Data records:
* begin *
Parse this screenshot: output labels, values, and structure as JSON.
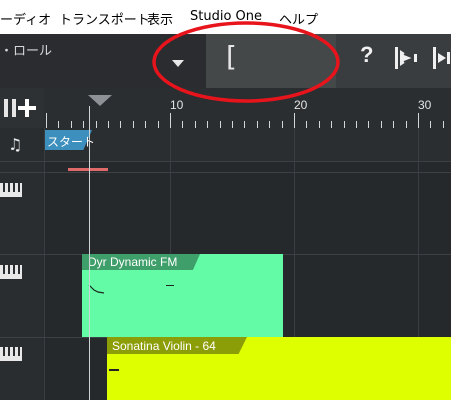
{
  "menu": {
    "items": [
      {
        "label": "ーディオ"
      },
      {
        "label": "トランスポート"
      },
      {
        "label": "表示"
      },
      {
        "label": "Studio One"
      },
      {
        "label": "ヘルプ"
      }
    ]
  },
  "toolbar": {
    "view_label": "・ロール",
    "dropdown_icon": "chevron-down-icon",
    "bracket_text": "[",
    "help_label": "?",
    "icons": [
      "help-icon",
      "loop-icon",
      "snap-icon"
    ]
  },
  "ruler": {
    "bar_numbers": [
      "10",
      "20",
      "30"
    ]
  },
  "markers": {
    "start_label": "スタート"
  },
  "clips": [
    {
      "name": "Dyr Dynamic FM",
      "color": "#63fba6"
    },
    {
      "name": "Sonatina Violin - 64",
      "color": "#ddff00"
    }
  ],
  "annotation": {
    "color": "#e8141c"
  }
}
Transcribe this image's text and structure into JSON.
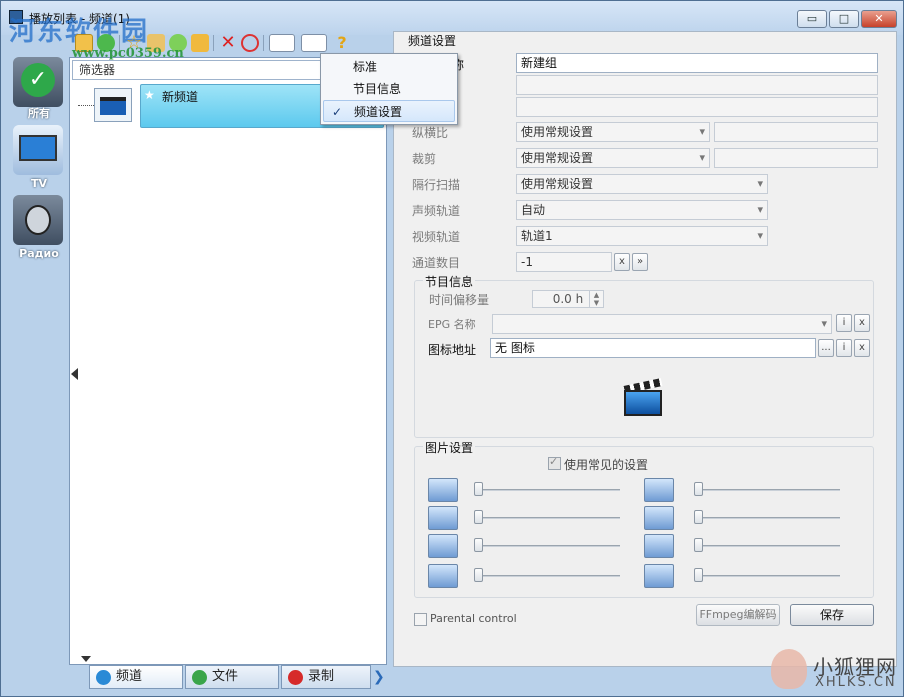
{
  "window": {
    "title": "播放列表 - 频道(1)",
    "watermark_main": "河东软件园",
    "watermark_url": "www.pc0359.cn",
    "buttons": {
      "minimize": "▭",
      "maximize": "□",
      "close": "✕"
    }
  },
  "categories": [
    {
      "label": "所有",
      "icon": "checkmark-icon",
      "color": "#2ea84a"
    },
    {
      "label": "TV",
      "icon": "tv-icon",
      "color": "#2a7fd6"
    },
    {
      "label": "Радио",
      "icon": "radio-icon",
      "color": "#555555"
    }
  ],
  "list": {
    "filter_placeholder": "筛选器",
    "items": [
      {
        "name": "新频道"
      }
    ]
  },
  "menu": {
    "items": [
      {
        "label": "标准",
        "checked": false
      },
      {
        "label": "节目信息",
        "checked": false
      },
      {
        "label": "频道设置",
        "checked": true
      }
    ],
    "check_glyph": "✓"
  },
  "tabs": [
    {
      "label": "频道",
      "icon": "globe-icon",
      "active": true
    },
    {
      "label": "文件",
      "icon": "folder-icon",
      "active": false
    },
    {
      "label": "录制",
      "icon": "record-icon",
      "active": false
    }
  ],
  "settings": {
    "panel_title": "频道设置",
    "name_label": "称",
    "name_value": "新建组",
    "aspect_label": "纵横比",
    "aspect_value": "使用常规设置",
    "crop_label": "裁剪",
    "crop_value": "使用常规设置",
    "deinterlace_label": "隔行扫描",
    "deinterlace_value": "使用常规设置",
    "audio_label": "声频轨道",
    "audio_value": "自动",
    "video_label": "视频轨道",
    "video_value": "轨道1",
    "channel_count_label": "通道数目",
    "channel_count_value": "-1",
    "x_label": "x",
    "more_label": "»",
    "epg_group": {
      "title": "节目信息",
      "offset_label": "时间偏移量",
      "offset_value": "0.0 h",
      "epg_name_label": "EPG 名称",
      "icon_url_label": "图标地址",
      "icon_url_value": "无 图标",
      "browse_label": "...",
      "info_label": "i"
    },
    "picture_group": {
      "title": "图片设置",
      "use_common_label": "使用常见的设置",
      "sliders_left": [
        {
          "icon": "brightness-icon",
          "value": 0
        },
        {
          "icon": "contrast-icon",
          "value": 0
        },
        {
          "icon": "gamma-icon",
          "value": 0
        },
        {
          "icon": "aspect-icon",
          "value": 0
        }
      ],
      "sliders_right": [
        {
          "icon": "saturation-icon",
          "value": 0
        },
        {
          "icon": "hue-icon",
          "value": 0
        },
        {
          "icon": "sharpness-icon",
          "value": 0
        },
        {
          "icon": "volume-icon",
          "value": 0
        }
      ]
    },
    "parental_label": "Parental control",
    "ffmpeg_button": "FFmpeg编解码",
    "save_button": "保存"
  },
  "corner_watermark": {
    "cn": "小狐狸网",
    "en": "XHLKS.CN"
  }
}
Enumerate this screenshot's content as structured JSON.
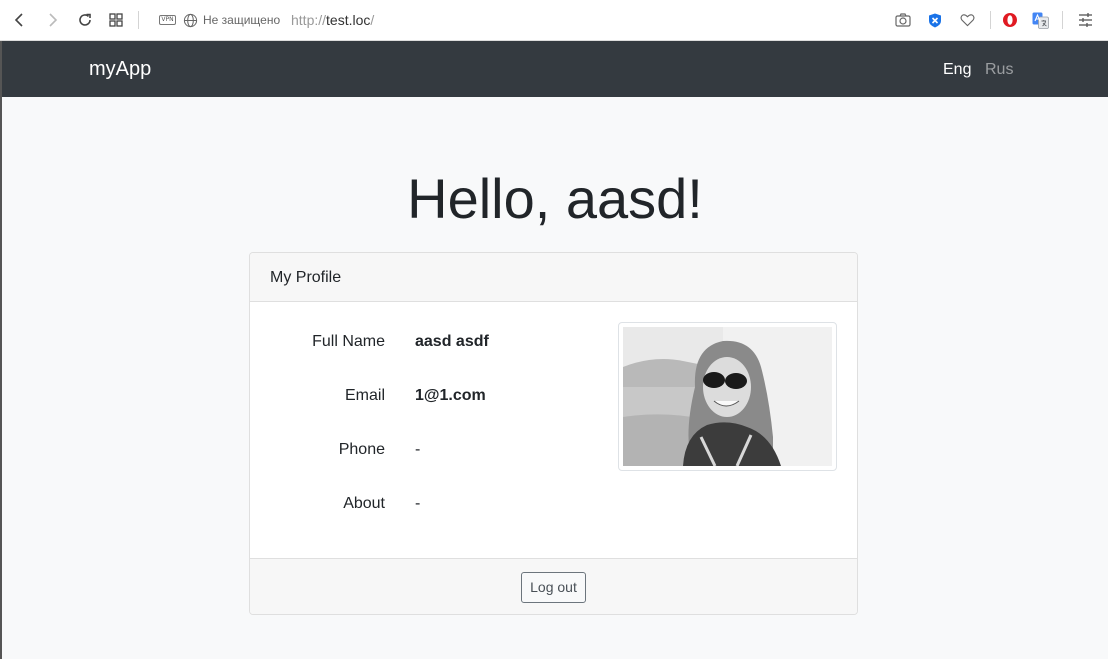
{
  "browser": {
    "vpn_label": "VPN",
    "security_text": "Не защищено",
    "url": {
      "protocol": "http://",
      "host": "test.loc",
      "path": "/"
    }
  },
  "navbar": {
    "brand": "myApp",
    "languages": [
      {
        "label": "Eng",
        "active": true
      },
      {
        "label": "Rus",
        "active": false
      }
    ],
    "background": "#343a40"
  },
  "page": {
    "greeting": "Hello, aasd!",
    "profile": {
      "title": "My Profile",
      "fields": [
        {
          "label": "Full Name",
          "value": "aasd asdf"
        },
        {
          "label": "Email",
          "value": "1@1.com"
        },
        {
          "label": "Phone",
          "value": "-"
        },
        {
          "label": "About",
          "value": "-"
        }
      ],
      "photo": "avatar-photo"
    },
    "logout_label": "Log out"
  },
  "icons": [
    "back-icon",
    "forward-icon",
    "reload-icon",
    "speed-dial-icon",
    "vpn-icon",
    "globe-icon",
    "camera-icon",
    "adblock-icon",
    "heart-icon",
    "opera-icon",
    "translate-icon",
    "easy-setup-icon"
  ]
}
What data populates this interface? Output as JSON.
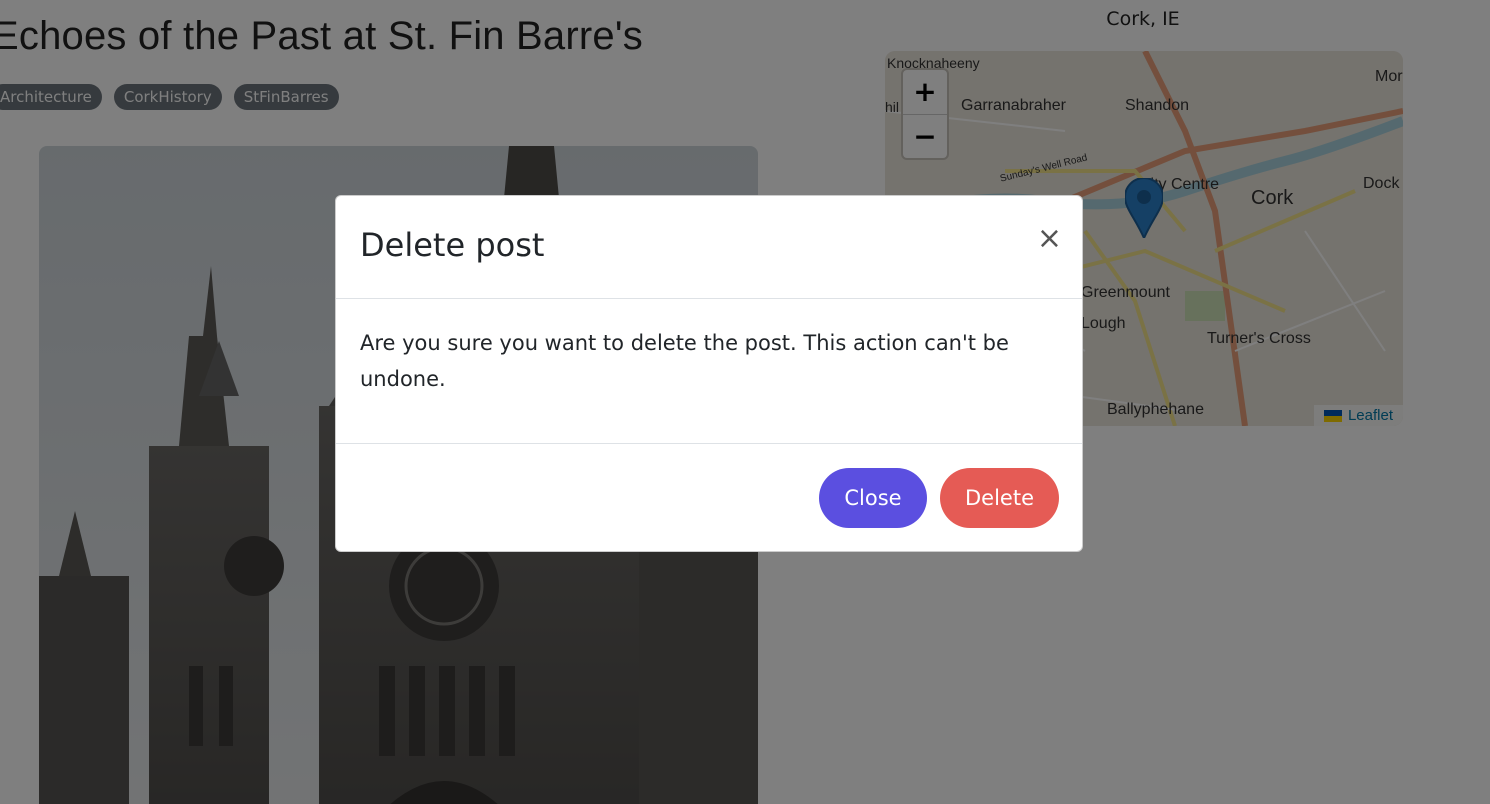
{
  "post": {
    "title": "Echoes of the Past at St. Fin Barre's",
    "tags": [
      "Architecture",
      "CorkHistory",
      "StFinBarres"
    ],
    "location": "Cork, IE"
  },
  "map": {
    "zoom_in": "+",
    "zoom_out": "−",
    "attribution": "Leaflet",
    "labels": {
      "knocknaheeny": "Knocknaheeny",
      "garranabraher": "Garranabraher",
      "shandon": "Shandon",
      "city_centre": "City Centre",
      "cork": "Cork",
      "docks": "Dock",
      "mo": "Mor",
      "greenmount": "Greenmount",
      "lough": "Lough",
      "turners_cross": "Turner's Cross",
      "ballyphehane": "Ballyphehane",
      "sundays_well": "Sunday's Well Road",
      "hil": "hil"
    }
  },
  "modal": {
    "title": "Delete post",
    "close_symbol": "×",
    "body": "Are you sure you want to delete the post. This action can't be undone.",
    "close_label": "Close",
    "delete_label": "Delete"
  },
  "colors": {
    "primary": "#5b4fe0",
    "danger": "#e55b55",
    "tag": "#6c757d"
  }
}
* end *
=== GOAL ===
Repeat the material above in full and exactly, apart from the pictures.

=== ANSWER TO THE PROBLEM ===
Parse this screenshot: output labels, values, and structure as JSON.
{
  "menu": {
    "items": [
      {
        "label": "ーディオ"
      },
      {
        "label": "トランスポート"
      },
      {
        "label": "表示"
      },
      {
        "label": "Studio One"
      },
      {
        "label": "ヘルプ"
      }
    ]
  },
  "toolbar": {
    "view_label": "・ロール",
    "dropdown_icon": "chevron-down-icon",
    "bracket_text": "[",
    "help_label": "?",
    "icons": [
      "help-icon",
      "loop-icon",
      "snap-icon"
    ]
  },
  "ruler": {
    "bar_numbers": [
      "10",
      "20",
      "30"
    ]
  },
  "markers": {
    "start_label": "スタート"
  },
  "clips": [
    {
      "name": "Dyr Dynamic FM",
      "color": "#63fba6"
    },
    {
      "name": "Sonatina Violin - 64",
      "color": "#ddff00"
    }
  ],
  "annotation": {
    "color": "#e8141c"
  }
}
Transcribe this image's text and structure into JSON.
{
  "window": {
    "title": "播放列表 - 频道(1)",
    "watermark_main": "河东软件园",
    "watermark_url": "www.pc0359.cn",
    "buttons": {
      "minimize": "▭",
      "maximize": "□",
      "close": "✕"
    }
  },
  "categories": [
    {
      "label": "所有",
      "icon": "checkmark-icon",
      "color": "#2ea84a"
    },
    {
      "label": "TV",
      "icon": "tv-icon",
      "color": "#2a7fd6"
    },
    {
      "label": "Радио",
      "icon": "radio-icon",
      "color": "#555555"
    }
  ],
  "list": {
    "filter_placeholder": "筛选器",
    "items": [
      {
        "name": "新频道"
      }
    ]
  },
  "menu": {
    "items": [
      {
        "label": "标准",
        "checked": false
      },
      {
        "label": "节目信息",
        "checked": false
      },
      {
        "label": "频道设置",
        "checked": true
      }
    ],
    "check_glyph": "✓"
  },
  "tabs": [
    {
      "label": "频道",
      "icon": "globe-icon",
      "active": true
    },
    {
      "label": "文件",
      "icon": "folder-icon",
      "active": false
    },
    {
      "label": "录制",
      "icon": "record-icon",
      "active": false
    }
  ],
  "settings": {
    "panel_title": "频道设置",
    "name_label": "称",
    "name_value": "新建组",
    "aspect_label": "纵横比",
    "aspect_value": "使用常规设置",
    "crop_label": "裁剪",
    "crop_value": "使用常规设置",
    "deinterlace_label": "隔行扫描",
    "deinterlace_value": "使用常规设置",
    "audio_label": "声频轨道",
    "audio_value": "自动",
    "video_label": "视频轨道",
    "video_value": "轨道1",
    "channel_count_label": "通道数目",
    "channel_count_value": "-1",
    "x_label": "x",
    "more_label": "»",
    "epg_group": {
      "title": "节目信息",
      "offset_label": "时间偏移量",
      "offset_value": "0.0 h",
      "epg_name_label": "EPG 名称",
      "icon_url_label": "图标地址",
      "icon_url_value": "无 图标",
      "browse_label": "...",
      "info_label": "i"
    },
    "picture_group": {
      "title": "图片设置",
      "use_common_label": "使用常见的设置",
      "sliders_left": [
        {
          "icon": "brightness-icon",
          "value": 0
        },
        {
          "icon": "contrast-icon",
          "value": 0
        },
        {
          "icon": "gamma-icon",
          "value": 0
        },
        {
          "icon": "aspect-icon",
          "value": 0
        }
      ],
      "sliders_right": [
        {
          "icon": "saturation-icon",
          "value": 0
        },
        {
          "icon": "hue-icon",
          "value": 0
        },
        {
          "icon": "sharpness-icon",
          "value": 0
        },
        {
          "icon": "volume-icon",
          "value": 0
        }
      ]
    },
    "parental_label": "Parental control",
    "ffmpeg_button": "FFmpeg编解码",
    "save_button": "保存"
  },
  "corner_watermark": {
    "cn": "小狐狸网",
    "en": "XHLKS.CN"
  }
}
Enumerate this screenshot's content as structured JSON.
{
  "browser": {
    "vpn_label": "VPN",
    "security_text": "Не защищено",
    "url": {
      "protocol": "http://",
      "host": "test.loc",
      "path": "/"
    }
  },
  "navbar": {
    "brand": "myApp",
    "languages": [
      {
        "label": "Eng",
        "active": true
      },
      {
        "label": "Rus",
        "active": false
      }
    ],
    "background": "#343a40"
  },
  "page": {
    "greeting": "Hello, aasd!",
    "profile": {
      "title": "My Profile",
      "fields": [
        {
          "label": "Full Name",
          "value": "aasd asdf"
        },
        {
          "label": "Email",
          "value": "1@1.com"
        },
        {
          "label": "Phone",
          "value": "-"
        },
        {
          "label": "About",
          "value": "-"
        }
      ],
      "photo": "avatar-photo"
    },
    "logout_label": "Log out"
  },
  "icons": [
    "back-icon",
    "forward-icon",
    "reload-icon",
    "speed-dial-icon",
    "vpn-icon",
    "globe-icon",
    "camera-icon",
    "adblock-icon",
    "heart-icon",
    "opera-icon",
    "translate-icon",
    "easy-setup-icon"
  ]
}
What data populates this interface? Output as JSON.
{
  "post": {
    "title": "Echoes of the Past at St. Fin Barre's",
    "tags": [
      "Architecture",
      "CorkHistory",
      "StFinBarres"
    ],
    "location": "Cork, IE"
  },
  "map": {
    "zoom_in": "+",
    "zoom_out": "−",
    "attribution": "Leaflet",
    "labels": {
      "knocknaheeny": "Knocknaheeny",
      "garranabraher": "Garranabraher",
      "shandon": "Shandon",
      "city_centre": "City Centre",
      "cork": "Cork",
      "docks": "Dock",
      "mo": "Mor",
      "greenmount": "Greenmount",
      "lough": "Lough",
      "turners_cross": "Turner's Cross",
      "ballyphehane": "Ballyphehane",
      "sundays_well": "Sunday's Well Road",
      "hil": "hil"
    }
  },
  "modal": {
    "title": "Delete post",
    "close_symbol": "×",
    "body": "Are you sure you want to delete the post. This action can't be undone.",
    "close_label": "Close",
    "delete_label": "Delete"
  },
  "colors": {
    "primary": "#5b4fe0",
    "danger": "#e55b55",
    "tag": "#6c757d"
  }
}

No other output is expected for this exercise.